- Stated problem
Gather up the lines with the word "ylabel" in them.

- Records provided
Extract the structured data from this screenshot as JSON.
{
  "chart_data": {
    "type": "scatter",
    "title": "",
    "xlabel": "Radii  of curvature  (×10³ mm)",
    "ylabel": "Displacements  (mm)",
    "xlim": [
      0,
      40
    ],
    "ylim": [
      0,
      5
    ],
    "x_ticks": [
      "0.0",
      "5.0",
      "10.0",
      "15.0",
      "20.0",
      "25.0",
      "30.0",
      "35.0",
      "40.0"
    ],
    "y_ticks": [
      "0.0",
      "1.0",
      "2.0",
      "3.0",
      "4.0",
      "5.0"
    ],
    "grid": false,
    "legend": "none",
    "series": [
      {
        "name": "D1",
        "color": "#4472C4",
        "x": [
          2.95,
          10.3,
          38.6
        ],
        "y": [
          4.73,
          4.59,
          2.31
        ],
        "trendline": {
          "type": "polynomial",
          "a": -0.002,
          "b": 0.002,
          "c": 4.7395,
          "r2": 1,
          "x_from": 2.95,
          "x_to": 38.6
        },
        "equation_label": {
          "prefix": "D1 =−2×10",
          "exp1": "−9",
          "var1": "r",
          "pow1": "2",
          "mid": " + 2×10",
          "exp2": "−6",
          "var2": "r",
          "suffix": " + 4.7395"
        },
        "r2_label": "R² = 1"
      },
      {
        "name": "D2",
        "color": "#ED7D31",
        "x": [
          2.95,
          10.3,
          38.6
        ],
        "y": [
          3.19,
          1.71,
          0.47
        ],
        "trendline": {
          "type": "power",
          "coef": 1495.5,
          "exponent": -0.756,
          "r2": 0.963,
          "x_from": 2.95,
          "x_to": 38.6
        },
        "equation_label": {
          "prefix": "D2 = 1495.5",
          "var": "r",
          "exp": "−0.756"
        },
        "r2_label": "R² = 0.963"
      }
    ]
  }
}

==

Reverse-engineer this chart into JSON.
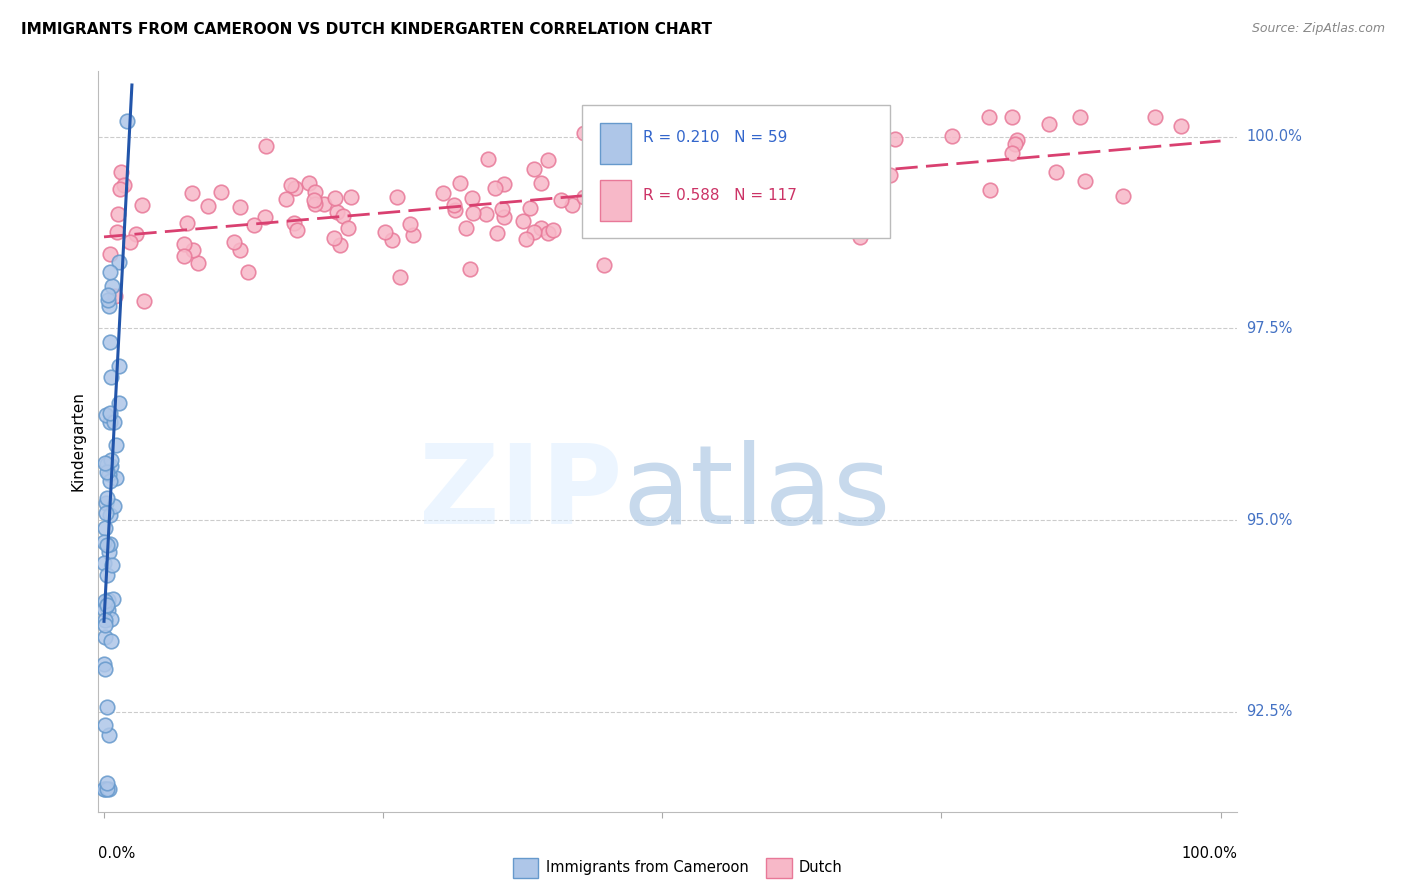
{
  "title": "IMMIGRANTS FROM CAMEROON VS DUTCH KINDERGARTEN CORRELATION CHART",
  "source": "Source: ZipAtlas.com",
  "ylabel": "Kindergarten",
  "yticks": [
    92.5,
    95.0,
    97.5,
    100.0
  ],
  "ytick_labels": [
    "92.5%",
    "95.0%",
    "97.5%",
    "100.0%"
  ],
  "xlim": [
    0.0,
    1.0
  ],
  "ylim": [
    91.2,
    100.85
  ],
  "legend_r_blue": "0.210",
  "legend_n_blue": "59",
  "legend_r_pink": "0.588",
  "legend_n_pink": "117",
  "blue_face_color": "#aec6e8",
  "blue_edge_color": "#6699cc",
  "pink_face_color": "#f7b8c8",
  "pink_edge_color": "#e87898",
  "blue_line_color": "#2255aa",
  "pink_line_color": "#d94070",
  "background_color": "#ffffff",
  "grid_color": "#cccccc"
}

- Complete response
    "ylabel": "Displacements  (mm)",
  "ylabel": "Kindergarten",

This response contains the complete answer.